§ RECORDS TO USE
* Start *
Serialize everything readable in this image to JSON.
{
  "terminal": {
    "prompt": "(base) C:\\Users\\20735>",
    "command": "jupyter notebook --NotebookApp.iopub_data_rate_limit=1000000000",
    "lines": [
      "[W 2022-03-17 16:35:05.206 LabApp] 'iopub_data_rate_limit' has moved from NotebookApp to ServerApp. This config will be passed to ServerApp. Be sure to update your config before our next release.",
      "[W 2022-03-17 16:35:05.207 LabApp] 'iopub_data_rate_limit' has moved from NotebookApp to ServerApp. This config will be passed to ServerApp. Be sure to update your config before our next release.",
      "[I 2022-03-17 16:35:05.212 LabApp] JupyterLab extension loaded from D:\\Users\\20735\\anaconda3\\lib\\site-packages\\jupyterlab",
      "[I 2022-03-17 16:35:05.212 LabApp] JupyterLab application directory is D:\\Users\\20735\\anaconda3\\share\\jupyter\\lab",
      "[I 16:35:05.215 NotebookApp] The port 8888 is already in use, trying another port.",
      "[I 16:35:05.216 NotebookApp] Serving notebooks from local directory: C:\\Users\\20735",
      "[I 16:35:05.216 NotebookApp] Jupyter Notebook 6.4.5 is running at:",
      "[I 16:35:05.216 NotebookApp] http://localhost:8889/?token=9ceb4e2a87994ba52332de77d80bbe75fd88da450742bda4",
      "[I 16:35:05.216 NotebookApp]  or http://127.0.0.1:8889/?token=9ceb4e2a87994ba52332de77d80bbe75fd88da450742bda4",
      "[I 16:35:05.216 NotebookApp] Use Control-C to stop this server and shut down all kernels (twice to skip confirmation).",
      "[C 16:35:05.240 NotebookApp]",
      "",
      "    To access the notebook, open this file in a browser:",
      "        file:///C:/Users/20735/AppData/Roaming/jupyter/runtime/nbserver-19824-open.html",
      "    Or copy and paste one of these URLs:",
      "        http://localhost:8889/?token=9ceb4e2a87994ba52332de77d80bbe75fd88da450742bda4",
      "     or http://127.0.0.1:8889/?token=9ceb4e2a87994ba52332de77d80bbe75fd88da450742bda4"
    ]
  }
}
* End *
§ GOAL
Retype the listing exactly, in full.

§ WRITTEN SOLUTION
Serialize everything readable in this image to JSON.
{
  "terminal": {
    "prompt": "(base) C:\\Users\\20735>",
    "command": "jupyter notebook --NotebookApp.iopub_data_rate_limit=1000000000",
    "lines": [
      "[W 2022-03-17 16:35:05.206 LabApp] 'iopub_data_rate_limit' has moved from NotebookApp to ServerApp. This config will be passed to ServerApp. Be sure to update your config before our next release.",
      "[W 2022-03-17 16:35:05.207 LabApp] 'iopub_data_rate_limit' has moved from NotebookApp to ServerApp. This config will be passed to ServerApp. Be sure to update your config before our next release.",
      "[I 2022-03-17 16:35:05.212 LabApp] JupyterLab extension loaded from D:\\Users\\20735\\anaconda3\\lib\\site-packages\\jupyterlab",
      "[I 2022-03-17 16:35:05.212 LabApp] JupyterLab application directory is D:\\Users\\20735\\anaconda3\\share\\jupyter\\lab",
      "[I 16:35:05.215 NotebookApp] The port 8888 is already in use, trying another port.",
      "[I 16:35:05.216 NotebookApp] Serving notebooks from local directory: C:\\Users\\20735",
      "[I 16:35:05.216 NotebookApp] Jupyter Notebook 6.4.5 is running at:",
      "[I 16:35:05.216 NotebookApp] http://localhost:8889/?token=9ceb4e2a87994ba52332de77d80bbe75fd88da450742bda4",
      "[I 16:35:05.216 NotebookApp]  or http://127.0.0.1:8889/?token=9ceb4e2a87994ba52332de77d80bbe75fd88da450742bda4",
      "[I 16:35:05.216 NotebookApp] Use Control-C to stop this server and shut down all kernels (twice to skip confirmation).",
      "[C 16:35:05.240 NotebookApp]",
      "",
      "    To access the notebook, open this file in a browser:",
      "        file:///C:/Users/20735/AppData/Roaming/jupyter/runtime/nbserver-19824-open.html",
      "    Or copy and paste one of these URLs:",
      "        http://localhost:8889/?token=9ceb4e2a87994ba52332de77d80bbe75fd88da450742bda4",
      "     or http://127.0.0.1:8889/?token=9ceb4e2a87994ba52332de77d80bbe75fd88da450742bda4"
    ]
  }
}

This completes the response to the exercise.